═══ RECORDS TO PROCESS ═══
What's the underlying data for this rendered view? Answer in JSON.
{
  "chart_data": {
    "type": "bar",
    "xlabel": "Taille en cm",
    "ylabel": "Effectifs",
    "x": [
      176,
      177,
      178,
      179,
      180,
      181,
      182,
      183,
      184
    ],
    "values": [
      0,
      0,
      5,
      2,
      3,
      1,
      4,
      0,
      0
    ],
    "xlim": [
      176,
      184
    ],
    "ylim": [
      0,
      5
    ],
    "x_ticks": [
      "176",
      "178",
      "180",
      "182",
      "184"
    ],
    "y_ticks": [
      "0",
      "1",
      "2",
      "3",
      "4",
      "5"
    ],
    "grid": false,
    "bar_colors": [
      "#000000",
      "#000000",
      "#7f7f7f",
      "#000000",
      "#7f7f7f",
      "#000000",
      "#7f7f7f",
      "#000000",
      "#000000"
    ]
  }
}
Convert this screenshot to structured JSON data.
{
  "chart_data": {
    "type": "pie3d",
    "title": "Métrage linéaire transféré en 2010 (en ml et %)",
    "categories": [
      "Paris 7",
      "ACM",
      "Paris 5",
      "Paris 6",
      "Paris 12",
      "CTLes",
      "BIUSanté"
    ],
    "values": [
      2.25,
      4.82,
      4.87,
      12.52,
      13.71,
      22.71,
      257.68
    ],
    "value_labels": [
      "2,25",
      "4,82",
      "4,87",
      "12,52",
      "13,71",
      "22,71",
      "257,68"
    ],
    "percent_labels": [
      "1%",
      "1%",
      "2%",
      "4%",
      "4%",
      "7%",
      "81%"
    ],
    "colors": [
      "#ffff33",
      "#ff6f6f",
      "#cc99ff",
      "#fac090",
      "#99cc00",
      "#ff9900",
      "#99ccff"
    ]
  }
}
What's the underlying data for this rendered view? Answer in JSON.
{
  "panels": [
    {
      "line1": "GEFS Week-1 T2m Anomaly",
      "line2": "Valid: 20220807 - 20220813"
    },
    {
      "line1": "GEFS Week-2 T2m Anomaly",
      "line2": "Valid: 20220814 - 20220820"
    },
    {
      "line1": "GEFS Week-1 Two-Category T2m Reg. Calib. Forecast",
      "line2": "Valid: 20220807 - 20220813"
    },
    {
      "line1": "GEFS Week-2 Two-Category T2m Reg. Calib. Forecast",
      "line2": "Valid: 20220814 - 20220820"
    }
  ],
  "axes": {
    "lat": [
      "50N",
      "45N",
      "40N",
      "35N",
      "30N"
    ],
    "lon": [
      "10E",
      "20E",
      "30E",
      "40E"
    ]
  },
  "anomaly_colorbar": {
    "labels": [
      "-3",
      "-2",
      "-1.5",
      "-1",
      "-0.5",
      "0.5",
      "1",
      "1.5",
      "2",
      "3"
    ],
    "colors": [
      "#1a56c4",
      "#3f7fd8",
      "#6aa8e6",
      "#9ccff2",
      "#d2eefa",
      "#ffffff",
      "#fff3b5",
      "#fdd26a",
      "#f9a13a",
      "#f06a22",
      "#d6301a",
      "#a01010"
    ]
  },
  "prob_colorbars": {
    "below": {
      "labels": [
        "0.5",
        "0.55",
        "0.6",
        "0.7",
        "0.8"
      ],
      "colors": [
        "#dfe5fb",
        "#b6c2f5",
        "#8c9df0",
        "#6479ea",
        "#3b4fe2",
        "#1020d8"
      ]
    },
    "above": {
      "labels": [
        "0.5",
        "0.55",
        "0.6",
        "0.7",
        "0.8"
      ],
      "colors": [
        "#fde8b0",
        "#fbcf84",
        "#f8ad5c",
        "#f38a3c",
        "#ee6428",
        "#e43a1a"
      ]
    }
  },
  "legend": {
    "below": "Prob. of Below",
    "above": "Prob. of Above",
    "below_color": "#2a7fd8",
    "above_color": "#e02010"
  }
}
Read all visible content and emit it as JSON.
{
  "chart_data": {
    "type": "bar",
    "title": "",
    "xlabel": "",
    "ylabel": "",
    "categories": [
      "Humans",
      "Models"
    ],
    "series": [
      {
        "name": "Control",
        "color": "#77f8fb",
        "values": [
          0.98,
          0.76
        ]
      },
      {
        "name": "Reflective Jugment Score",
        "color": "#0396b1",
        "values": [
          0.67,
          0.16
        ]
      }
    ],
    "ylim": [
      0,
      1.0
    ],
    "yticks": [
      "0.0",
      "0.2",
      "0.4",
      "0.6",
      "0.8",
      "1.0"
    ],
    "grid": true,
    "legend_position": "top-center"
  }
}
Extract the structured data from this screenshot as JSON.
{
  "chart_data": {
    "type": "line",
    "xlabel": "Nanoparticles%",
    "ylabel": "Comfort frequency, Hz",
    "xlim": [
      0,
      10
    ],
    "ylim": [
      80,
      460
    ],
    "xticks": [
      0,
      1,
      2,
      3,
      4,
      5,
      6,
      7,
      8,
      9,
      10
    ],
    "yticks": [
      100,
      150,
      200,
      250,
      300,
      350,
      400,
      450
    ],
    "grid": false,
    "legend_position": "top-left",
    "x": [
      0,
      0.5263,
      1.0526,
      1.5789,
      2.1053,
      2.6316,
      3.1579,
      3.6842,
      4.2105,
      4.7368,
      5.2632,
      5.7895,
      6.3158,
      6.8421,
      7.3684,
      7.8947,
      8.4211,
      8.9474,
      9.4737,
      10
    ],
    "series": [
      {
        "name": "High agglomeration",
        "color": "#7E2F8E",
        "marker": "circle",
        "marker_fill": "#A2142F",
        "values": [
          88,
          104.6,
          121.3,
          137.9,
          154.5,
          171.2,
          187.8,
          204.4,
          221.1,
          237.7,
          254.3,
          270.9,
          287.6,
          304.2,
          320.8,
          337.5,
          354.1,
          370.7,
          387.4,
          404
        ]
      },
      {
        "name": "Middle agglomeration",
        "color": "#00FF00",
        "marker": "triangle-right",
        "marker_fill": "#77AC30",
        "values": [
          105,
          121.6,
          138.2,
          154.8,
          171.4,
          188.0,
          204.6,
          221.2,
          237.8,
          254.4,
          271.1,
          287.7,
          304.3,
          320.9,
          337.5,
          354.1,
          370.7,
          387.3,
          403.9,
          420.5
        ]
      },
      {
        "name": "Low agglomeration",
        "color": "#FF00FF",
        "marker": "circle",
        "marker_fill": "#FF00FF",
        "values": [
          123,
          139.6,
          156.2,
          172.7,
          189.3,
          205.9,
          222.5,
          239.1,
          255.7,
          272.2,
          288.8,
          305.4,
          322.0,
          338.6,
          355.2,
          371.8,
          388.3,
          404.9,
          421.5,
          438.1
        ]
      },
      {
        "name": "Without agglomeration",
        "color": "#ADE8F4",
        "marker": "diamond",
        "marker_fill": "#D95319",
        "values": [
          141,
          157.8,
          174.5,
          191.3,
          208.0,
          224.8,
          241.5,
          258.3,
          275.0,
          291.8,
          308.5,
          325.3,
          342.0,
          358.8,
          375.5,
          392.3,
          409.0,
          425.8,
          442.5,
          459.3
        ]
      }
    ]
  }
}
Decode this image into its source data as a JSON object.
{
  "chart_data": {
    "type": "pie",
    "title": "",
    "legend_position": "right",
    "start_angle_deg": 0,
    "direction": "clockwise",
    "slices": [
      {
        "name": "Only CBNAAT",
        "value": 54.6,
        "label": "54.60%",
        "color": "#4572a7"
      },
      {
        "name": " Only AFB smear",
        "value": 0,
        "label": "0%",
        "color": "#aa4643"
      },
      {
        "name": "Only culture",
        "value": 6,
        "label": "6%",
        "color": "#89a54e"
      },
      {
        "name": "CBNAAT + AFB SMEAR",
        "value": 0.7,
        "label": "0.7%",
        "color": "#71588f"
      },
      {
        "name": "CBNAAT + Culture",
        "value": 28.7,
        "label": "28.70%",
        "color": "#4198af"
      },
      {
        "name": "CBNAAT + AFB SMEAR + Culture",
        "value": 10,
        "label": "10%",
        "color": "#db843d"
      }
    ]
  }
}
═══
(WHAT YOU SHOULD DO)
Copy each line that holds the word "Week".

(SOLUTION FOR THIS EXERCISE)
      "line1": "GEFS Week-1 T2m Anomaly",
      "line1": "GEFS Week-2 T2m Anomaly",
      "line1": "GEFS Week-1 Two-Category T2m Reg. Calib. Forecast",
      "line1": "GEFS Week-2 Two-Category T2m Reg. Calib. Forecast",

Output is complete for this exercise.